» **Directive**
Read the data and repeat it in full, exactly.
○ ○ ○ ○ ○ ○ ○
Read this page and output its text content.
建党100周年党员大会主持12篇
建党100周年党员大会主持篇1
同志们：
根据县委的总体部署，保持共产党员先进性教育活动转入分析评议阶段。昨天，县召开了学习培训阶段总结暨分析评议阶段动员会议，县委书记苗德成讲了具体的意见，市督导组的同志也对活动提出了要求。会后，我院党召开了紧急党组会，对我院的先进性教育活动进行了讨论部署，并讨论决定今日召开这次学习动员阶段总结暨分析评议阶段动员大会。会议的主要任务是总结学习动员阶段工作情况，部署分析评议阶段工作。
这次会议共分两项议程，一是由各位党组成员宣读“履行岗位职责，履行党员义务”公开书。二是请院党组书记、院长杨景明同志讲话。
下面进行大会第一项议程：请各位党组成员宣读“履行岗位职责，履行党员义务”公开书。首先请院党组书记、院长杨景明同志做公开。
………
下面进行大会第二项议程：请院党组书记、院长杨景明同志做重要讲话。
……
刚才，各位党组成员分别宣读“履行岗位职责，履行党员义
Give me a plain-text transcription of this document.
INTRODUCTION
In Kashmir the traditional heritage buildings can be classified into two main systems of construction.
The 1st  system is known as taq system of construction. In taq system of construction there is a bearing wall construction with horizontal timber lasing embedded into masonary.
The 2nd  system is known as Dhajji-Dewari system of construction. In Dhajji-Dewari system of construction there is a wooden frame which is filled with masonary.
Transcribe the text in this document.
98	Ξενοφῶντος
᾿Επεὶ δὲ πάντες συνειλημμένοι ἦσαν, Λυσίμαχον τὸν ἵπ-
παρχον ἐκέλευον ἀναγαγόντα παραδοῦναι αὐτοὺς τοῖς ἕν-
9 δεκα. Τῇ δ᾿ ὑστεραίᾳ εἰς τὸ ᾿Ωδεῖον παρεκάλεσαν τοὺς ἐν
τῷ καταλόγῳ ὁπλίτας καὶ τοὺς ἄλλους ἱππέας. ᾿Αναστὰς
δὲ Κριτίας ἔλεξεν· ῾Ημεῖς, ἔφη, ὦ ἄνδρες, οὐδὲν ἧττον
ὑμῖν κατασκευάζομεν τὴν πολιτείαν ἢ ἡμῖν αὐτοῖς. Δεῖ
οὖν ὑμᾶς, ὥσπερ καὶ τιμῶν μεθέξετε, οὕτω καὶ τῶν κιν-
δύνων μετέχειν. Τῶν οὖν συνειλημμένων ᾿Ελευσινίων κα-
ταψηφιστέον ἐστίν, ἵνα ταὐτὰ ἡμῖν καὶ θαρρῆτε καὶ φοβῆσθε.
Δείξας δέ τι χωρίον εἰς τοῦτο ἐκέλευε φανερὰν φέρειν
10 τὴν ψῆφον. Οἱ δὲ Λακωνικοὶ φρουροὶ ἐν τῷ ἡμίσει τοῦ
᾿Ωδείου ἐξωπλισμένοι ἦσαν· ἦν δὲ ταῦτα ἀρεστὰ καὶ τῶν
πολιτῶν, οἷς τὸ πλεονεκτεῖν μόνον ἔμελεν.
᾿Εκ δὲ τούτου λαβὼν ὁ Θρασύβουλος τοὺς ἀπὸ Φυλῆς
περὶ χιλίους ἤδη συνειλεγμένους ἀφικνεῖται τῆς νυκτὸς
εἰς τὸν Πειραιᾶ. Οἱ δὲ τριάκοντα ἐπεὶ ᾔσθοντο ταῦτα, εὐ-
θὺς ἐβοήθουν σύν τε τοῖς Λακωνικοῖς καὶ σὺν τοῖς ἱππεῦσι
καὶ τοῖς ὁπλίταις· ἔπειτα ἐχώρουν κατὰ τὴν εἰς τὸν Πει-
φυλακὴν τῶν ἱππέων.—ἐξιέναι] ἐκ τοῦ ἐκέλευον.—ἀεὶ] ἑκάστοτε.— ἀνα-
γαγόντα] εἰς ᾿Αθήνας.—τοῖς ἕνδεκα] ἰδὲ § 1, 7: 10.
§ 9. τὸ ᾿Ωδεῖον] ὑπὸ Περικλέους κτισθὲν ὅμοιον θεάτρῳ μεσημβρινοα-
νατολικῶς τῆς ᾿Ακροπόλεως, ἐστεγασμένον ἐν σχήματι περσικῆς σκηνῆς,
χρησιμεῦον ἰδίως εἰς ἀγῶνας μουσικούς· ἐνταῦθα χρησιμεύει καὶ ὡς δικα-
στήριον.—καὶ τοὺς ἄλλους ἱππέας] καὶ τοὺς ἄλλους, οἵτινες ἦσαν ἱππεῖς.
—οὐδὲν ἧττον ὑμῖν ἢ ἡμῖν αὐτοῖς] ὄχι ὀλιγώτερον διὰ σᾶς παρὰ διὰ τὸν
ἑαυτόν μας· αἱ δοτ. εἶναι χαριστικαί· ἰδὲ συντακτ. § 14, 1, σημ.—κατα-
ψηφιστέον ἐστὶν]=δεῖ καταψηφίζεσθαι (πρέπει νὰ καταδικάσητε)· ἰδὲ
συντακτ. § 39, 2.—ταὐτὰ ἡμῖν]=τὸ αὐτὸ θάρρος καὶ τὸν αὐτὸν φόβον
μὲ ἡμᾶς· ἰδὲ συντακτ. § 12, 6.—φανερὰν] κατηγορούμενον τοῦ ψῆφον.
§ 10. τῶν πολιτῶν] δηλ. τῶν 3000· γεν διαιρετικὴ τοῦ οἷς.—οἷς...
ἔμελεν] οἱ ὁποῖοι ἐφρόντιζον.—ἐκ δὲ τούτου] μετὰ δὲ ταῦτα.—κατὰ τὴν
○ ○ ○ ○ ○ ○ ○
» **Exercise solution**
Read this page and output its text content.
建党100周年党员大会主持12篇
建党100周年党员大会主持篇1
同志们：
根据县委的总体部署，保持共产党员先进性教育活动转入分析评议阶段。昨天，县召开了学习培训阶段总结暨分析评议阶段动员会议，县委书记苗德成讲了具体的意见，市督导组的同志也对活动提出了要求。会后，我院党召开了紧急党组会，对我院的先进性教育活动进行了讨论部署，并讨论决定今日召开这次学习动员阶段总结暨分析评议阶段动员大会。会议的主要任务是总结学习动员阶段工作情况，部署分析评议阶段工作。
这次会议共分两项议程，一是由各位党组成员宣读“履行岗位职责，履行党员义务”公开书。二是请院党组书记、院长杨景明同志讲话。
下面进行大会第一项议程：请各位党组成员宣读“履行岗位职责，履行党员义务”公开书。首先请院党组书记、院长杨景明同志做公开。
………
下面进行大会第二项议程：请院党组书记、院长杨景明同志做重要讲话。
……
刚才，各位党组成员分别宣读“履行岗位职责，履行党员义
Give me a plain-text transcription of this document.
INTRODUCTION
In Kashmir the traditional heritage buildings can be classified into two main systems of construction.
The 1st  system is known as taq system of construction. In taq system of construction there is a bearing wall construction with horizontal timber lasing embedded into masonary.
The 2nd  system is known as Dhajji-Dewari system of construction. In Dhajji-Dewari system of construction there is a wooden frame which is filled with masonary.
Transcribe the text in this document.
98	Ξενοφῶντος
᾿Επεὶ δὲ πάντες συνειλημμένοι ἦσαν, Λυσίμαχον τὸν ἵπ-
παρχον ἐκέλευον ἀναγαγόντα παραδοῦναι αὐτοὺς τοῖς ἕν-
9 δεκα. Τῇ δ᾿ ὑστεραίᾳ εἰς τὸ ᾿Ωδεῖον παρεκάλεσαν τοὺς ἐν
τῷ καταλόγῳ ὁπλίτας καὶ τοὺς ἄλλους ἱππέας. ᾿Αναστὰς
δὲ Κριτίας ἔλεξεν· ῾Ημεῖς, ἔφη, ὦ ἄνδρες, οὐδὲν ἧττον
ὑμῖν κατασκευάζομεν τὴν πολιτείαν ἢ ἡμῖν αὐτοῖς. Δεῖ
οὖν ὑμᾶς, ὥσπερ καὶ τιμῶν μεθέξετε, οὕτω καὶ τῶν κιν-
δύνων μετέχειν. Τῶν οὖν συνειλημμένων ᾿Ελευσινίων κα-
ταψηφιστέον ἐστίν, ἵνα ταὐτὰ ἡμῖν καὶ θαρρῆτε καὶ φοβῆσθε.
Δείξας δέ τι χωρίον εἰς τοῦτο ἐκέλευε φανερὰν φέρειν
10 τὴν ψῆφον. Οἱ δὲ Λακωνικοὶ φρουροὶ ἐν τῷ ἡμίσει τοῦ
᾿Ωδείου ἐξωπλισμένοι ἦσαν· ἦν δὲ ταῦτα ἀρεστὰ καὶ τῶν
πολιτῶν, οἷς τὸ πλεονεκτεῖν μόνον ἔμελεν.
᾿Εκ δὲ τούτου λαβὼν ὁ Θρασύβουλος τοὺς ἀπὸ Φυλῆς
περὶ χιλίους ἤδη συνειλεγμένους ἀφικνεῖται τῆς νυκτὸς
εἰς τὸν Πειραιᾶ. Οἱ δὲ τριάκοντα ἐπεὶ ᾔσθοντο ταῦτα, εὐ-
θὺς ἐβοήθουν σύν τε τοῖς Λακωνικοῖς καὶ σὺν τοῖς ἱππεῦσι
καὶ τοῖς ὁπλίταις· ἔπειτα ἐχώρουν κατὰ τὴν εἰς τὸν Πει-
φυλακὴν τῶν ἱππέων.—ἐξιέναι] ἐκ τοῦ ἐκέλευον.—ἀεὶ] ἑκάστοτε.— ἀνα-
γαγόντα] εἰς ᾿Αθήνας.—τοῖς ἕνδεκα] ἰδὲ § 1, 7: 10.
§ 9. τὸ ᾿Ωδεῖον] ὑπὸ Περικλέους κτισθὲν ὅμοιον θεάτρῳ μεσημβρινοα-
νατολικῶς τῆς ᾿Ακροπόλεως, ἐστεγασμένον ἐν σχήματι περσικῆς σκηνῆς,
χρησιμεῦον ἰδίως εἰς ἀγῶνας μουσικούς· ἐνταῦθα χρησιμεύει καὶ ὡς δικα-
στήριον.—καὶ τοὺς ἄλλους ἱππέας] καὶ τοὺς ἄλλους, οἵτινες ἦσαν ἱππεῖς.
—οὐδὲν ἧττον ὑμῖν ἢ ἡμῖν αὐτοῖς] ὄχι ὀλιγώτερον διὰ σᾶς παρὰ διὰ τὸν
ἑαυτόν μας· αἱ δοτ. εἶναι χαριστικαί· ἰδὲ συντακτ. § 14, 1, σημ.—κατα-
ψηφιστέον ἐστὶν]=δεῖ καταψηφίζεσθαι (πρέπει νὰ καταδικάσητε)· ἰδὲ
συντακτ. § 39, 2.—ταὐτὰ ἡμῖν]=τὸ αὐτὸ θάρρος καὶ τὸν αὐτὸν φόβον
μὲ ἡμᾶς· ἰδὲ συντακτ. § 12, 6.—φανερὰν] κατηγορούμενον τοῦ ψῆφον.
§ 10. τῶν πολιτῶν] δηλ. τῶν 3000· γεν διαιρετικὴ τοῦ οἷς.—οἷς...
ἔμελεν] οἱ ὁποῖοι ἐφρόντιζον.—ἐκ δὲ τούτου] μετὰ δὲ ταῦτα.—κατὰ τὴν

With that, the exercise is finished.